* What is needed *
Return every record verbatim.

* Available records *
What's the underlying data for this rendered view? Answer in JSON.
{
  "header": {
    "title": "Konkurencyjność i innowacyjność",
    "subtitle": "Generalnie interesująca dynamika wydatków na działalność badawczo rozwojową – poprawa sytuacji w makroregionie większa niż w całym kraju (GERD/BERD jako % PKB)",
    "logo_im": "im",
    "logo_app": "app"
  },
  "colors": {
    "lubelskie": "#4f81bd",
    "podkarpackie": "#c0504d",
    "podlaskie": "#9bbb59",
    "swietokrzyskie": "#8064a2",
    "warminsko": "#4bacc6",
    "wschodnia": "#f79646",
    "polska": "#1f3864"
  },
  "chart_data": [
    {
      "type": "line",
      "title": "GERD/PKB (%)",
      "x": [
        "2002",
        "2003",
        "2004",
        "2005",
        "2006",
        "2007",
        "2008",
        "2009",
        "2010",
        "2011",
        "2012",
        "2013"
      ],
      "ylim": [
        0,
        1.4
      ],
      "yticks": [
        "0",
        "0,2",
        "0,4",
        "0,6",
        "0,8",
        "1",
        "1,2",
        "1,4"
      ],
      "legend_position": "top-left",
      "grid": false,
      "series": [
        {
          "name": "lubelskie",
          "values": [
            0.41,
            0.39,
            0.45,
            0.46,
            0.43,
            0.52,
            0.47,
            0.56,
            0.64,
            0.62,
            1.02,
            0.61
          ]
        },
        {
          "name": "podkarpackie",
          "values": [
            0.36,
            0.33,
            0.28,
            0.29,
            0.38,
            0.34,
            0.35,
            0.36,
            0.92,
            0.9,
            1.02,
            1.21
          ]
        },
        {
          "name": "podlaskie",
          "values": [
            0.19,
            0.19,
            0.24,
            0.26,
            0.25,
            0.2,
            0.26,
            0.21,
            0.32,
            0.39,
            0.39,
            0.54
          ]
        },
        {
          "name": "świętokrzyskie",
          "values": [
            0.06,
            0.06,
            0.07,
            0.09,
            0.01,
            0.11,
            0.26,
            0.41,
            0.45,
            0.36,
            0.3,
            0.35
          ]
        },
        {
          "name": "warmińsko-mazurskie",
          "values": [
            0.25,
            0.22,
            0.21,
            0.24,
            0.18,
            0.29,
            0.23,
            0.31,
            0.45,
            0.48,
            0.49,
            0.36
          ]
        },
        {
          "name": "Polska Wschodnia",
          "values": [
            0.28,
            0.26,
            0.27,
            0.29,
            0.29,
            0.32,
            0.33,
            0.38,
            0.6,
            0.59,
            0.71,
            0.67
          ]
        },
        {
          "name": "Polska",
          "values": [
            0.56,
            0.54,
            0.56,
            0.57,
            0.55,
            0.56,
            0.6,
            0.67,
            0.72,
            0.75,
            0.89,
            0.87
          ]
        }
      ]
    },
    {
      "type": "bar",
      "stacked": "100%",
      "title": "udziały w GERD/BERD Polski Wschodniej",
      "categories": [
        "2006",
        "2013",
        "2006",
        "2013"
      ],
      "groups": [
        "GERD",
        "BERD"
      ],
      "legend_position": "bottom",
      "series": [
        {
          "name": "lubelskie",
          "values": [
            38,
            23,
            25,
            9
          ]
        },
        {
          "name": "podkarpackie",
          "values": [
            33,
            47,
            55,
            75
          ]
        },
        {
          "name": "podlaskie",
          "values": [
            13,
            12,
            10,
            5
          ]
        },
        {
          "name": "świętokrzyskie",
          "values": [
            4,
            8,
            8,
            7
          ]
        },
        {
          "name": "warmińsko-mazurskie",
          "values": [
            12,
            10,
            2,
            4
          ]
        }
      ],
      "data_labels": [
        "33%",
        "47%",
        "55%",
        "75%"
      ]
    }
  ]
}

* Written reply *
What's the underlying data for this rendered view? Answer in JSON.
{
  "header": {
    "title": "Konkurencyjność i innowacyjność",
    "subtitle": "Generalnie interesująca dynamika wydatków na działalność badawczo rozwojową – poprawa sytuacji w makroregionie większa niż w całym kraju (GERD/BERD jako % PKB)",
    "logo_im": "im",
    "logo_app": "app"
  },
  "colors": {
    "lubelskie": "#4f81bd",
    "podkarpackie": "#c0504d",
    "podlaskie": "#9bbb59",
    "swietokrzyskie": "#8064a2",
    "warminsko": "#4bacc6",
    "wschodnia": "#f79646",
    "polska": "#1f3864"
  },
  "chart_data": [
    {
      "type": "line",
      "title": "GERD/PKB (%)",
      "x": [
        "2002",
        "2003",
        "2004",
        "2005",
        "2006",
        "2007",
        "2008",
        "2009",
        "2010",
        "2011",
        "2012",
        "2013"
      ],
      "ylim": [
        0,
        1.4
      ],
      "yticks": [
        "0",
        "0,2",
        "0,4",
        "0,6",
        "0,8",
        "1",
        "1,2",
        "1,4"
      ],
      "legend_position": "top-left",
      "grid": false,
      "series": [
        {
          "name": "lubelskie",
          "values": [
            0.41,
            0.39,
            0.45,
            0.46,
            0.43,
            0.52,
            0.47,
            0.56,
            0.64,
            0.62,
            1.02,
            0.61
          ]
        },
        {
          "name": "podkarpackie",
          "values": [
            0.36,
            0.33,
            0.28,
            0.29,
            0.38,
            0.34,
            0.35,
            0.36,
            0.92,
            0.9,
            1.02,
            1.21
          ]
        },
        {
          "name": "podlaskie",
          "values": [
            0.19,
            0.19,
            0.24,
            0.26,
            0.25,
            0.2,
            0.26,
            0.21,
            0.32,
            0.39,
            0.39,
            0.54
          ]
        },
        {
          "name": "świętokrzyskie",
          "values": [
            0.06,
            0.06,
            0.07,
            0.09,
            0.01,
            0.11,
            0.26,
            0.41,
            0.45,
            0.36,
            0.3,
            0.35
          ]
        },
        {
          "name": "warmińsko-mazurskie",
          "values": [
            0.25,
            0.22,
            0.21,
            0.24,
            0.18,
            0.29,
            0.23,
            0.31,
            0.45,
            0.48,
            0.49,
            0.36
          ]
        },
        {
          "name": "Polska Wschodnia",
          "values": [
            0.28,
            0.26,
            0.27,
            0.29,
            0.29,
            0.32,
            0.33,
            0.38,
            0.6,
            0.59,
            0.71,
            0.67
          ]
        },
        {
          "name": "Polska",
          "values": [
            0.56,
            0.54,
            0.56,
            0.57,
            0.55,
            0.56,
            0.6,
            0.67,
            0.72,
            0.75,
            0.89,
            0.87
          ]
        }
      ]
    },
    {
      "type": "bar",
      "stacked": "100%",
      "title": "udziały w GERD/BERD Polski Wschodniej",
      "categories": [
        "2006",
        "2013",
        "2006",
        "2013"
      ],
      "groups": [
        "GERD",
        "BERD"
      ],
      "legend_position": "bottom",
      "series": [
        {
          "name": "lubelskie",
          "values": [
            38,
            23,
            25,
            9
          ]
        },
        {
          "name": "podkarpackie",
          "values": [
            33,
            47,
            55,
            75
          ]
        },
        {
          "name": "podlaskie",
          "values": [
            13,
            12,
            10,
            5
          ]
        },
        {
          "name": "świętokrzyskie",
          "values": [
            4,
            8,
            8,
            7
          ]
        },
        {
          "name": "warmińsko-mazurskie",
          "values": [
            12,
            10,
            2,
            4
          ]
        }
      ],
      "data_labels": [
        "33%",
        "47%",
        "55%",
        "75%"
      ]
    }
  ]
}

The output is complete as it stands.